-- REQUIREMENTS --
Each entry below must be repeated word for word.

-- PROVIDED MATERIAL --
====

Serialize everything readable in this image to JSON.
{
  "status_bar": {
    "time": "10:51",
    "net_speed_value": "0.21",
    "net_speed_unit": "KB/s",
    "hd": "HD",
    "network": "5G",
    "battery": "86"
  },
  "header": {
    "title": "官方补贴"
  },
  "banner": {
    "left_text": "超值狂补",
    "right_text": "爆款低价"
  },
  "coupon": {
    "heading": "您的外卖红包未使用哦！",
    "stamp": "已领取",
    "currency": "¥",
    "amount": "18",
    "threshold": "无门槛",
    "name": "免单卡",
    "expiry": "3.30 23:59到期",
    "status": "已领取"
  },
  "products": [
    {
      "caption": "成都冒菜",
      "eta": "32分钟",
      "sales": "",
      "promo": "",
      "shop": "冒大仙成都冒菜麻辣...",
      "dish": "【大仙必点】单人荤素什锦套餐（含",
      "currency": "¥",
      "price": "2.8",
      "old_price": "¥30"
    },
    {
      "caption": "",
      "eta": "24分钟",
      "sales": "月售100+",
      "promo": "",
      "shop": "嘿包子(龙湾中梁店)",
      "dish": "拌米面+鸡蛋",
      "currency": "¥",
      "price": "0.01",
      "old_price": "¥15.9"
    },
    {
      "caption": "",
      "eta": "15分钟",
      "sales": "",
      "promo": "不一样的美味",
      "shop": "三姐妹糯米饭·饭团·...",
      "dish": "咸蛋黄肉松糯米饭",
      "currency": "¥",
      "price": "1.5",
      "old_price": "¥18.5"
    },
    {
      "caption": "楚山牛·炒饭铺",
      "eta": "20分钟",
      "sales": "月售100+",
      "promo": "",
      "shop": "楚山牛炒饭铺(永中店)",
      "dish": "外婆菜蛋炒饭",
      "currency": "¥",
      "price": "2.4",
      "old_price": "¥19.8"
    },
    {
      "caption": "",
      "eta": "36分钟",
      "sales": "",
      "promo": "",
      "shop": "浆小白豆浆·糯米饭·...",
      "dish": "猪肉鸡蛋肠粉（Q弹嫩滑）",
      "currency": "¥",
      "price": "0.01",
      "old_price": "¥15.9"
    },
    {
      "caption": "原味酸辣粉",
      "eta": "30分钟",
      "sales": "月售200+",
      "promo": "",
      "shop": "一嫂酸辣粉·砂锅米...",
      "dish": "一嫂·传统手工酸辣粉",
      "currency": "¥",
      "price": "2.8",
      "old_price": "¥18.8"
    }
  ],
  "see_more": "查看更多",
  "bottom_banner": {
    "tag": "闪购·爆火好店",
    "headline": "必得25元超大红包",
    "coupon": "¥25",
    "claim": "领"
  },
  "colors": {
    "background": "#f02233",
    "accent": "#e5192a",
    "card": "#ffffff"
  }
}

====

-- SOLUTION TO THE EXERCISE --
Serialize everything readable in this image to JSON.
{
  "status_bar": {
    "time": "10:51",
    "net_speed_value": "0.21",
    "net_speed_unit": "KB/s",
    "hd": "HD",
    "network": "5G",
    "battery": "86"
  },
  "header": {
    "title": "官方补贴"
  },
  "banner": {
    "left_text": "超值狂补",
    "right_text": "爆款低价"
  },
  "coupon": {
    "heading": "您的外卖红包未使用哦！",
    "stamp": "已领取",
    "currency": "¥",
    "amount": "18",
    "threshold": "无门槛",
    "name": "免单卡",
    "expiry": "3.30 23:59到期",
    "status": "已领取"
  },
  "products": [
    {
      "caption": "成都冒菜",
      "eta": "32分钟",
      "sales": "",
      "promo": "",
      "shop": "冒大仙成都冒菜麻辣...",
      "dish": "【大仙必点】单人荤素什锦套餐（含",
      "currency": "¥",
      "price": "2.8",
      "old_price": "¥30"
    },
    {
      "caption": "",
      "eta": "24分钟",
      "sales": "月售100+",
      "promo": "",
      "shop": "嘿包子(龙湾中梁店)",
      "dish": "拌米面+鸡蛋",
      "currency": "¥",
      "price": "0.01",
      "old_price": "¥15.9"
    },
    {
      "caption": "",
      "eta": "15分钟",
      "sales": "",
      "promo": "不一样的美味",
      "shop": "三姐妹糯米饭·饭团·...",
      "dish": "咸蛋黄肉松糯米饭",
      "currency": "¥",
      "price": "1.5",
      "old_price": "¥18.5"
    },
    {
      "caption": "楚山牛·炒饭铺",
      "eta": "20分钟",
      "sales": "月售100+",
      "promo": "",
      "shop": "楚山牛炒饭铺(永中店)",
      "dish": "外婆菜蛋炒饭",
      "currency": "¥",
      "price": "2.4",
      "old_price": "¥19.8"
    },
    {
      "caption": "",
      "eta": "36分钟",
      "sales": "",
      "promo": "",
      "shop": "浆小白豆浆·糯米饭·...",
      "dish": "猪肉鸡蛋肠粉（Q弹嫩滑）",
      "currency": "¥",
      "price": "0.01",
      "old_price": "¥15.9"
    },
    {
      "caption": "原味酸辣粉",
      "eta": "30分钟",
      "sales": "月售200+",
      "promo": "",
      "shop": "一嫂酸辣粉·砂锅米...",
      "dish": "一嫂·传统手工酸辣粉",
      "currency": "¥",
      "price": "2.8",
      "old_price": "¥18.8"
    }
  ],
  "see_more": "查看更多",
  "bottom_banner": {
    "tag": "闪购·爆火好店",
    "headline": "必得25元超大红包",
    "coupon": "¥25",
    "claim": "领"
  },
  "colors": {
    "background": "#f02233",
    "accent": "#e5192a",
    "card": "#ffffff"
  }
}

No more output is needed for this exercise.